──────── Available data ────────
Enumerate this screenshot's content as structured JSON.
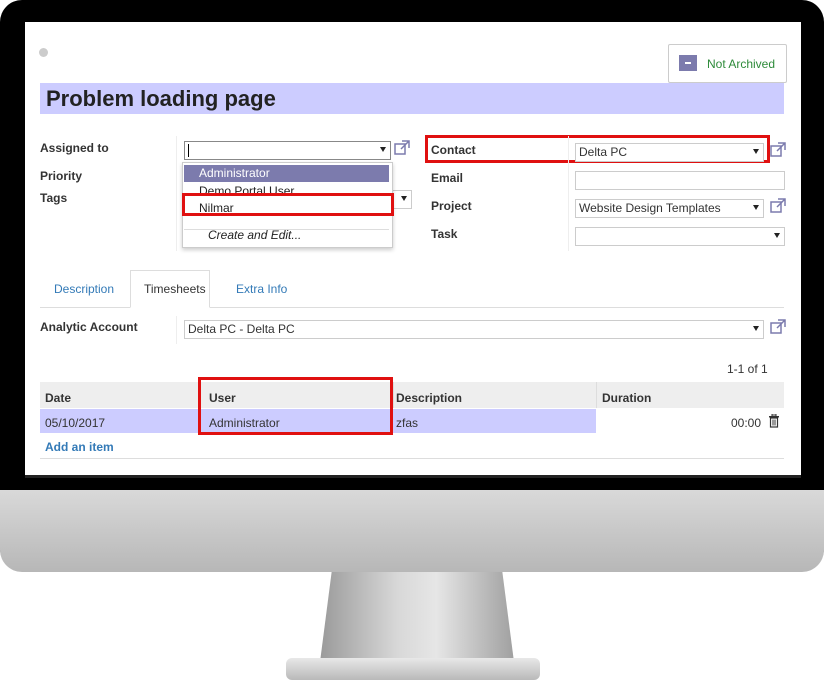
────────
──────── Available data ────────
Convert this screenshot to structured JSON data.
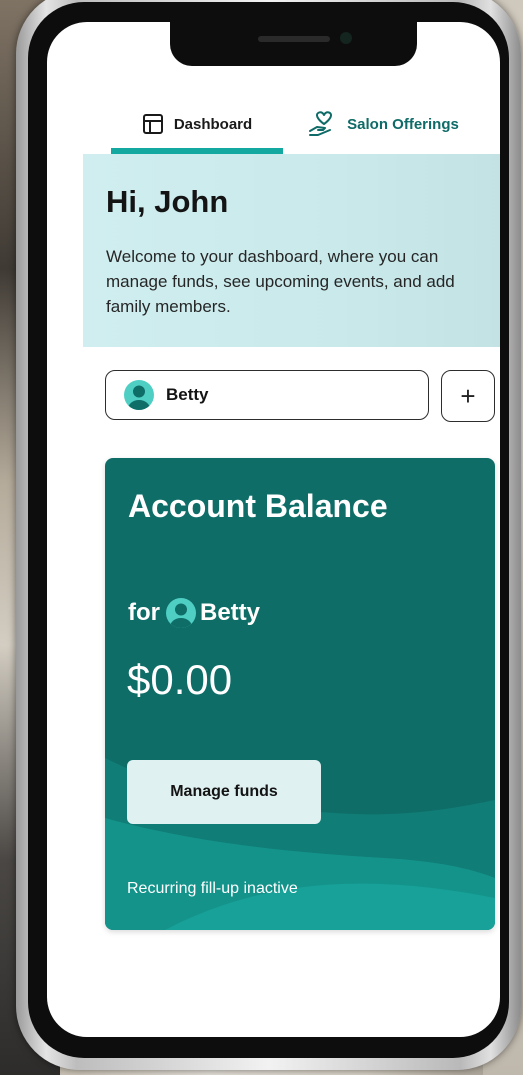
────────
──────── Available data ────────
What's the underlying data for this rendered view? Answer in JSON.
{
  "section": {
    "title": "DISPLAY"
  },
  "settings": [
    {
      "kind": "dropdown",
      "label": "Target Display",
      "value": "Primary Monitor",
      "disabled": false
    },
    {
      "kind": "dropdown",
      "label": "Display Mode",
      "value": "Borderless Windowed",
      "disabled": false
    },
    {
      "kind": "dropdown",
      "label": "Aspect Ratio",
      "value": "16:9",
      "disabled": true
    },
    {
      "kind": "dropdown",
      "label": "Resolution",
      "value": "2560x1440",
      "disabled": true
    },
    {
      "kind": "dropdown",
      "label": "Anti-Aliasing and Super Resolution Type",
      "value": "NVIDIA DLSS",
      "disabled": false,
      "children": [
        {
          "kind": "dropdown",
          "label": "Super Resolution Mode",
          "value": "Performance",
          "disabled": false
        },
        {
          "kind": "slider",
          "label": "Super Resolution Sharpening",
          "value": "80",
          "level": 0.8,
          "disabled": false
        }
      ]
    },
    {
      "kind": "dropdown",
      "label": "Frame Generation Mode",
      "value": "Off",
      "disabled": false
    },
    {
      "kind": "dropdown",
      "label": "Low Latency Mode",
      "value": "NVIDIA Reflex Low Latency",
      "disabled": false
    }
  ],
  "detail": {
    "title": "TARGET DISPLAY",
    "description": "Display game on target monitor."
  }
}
────────
**Task brief**
Show every line in the entries where the string "structured" occurs.

**Response to the exercise**
Enumerate this screenshot's content as structured JSON.
Convert this screenshot to structured JSON data.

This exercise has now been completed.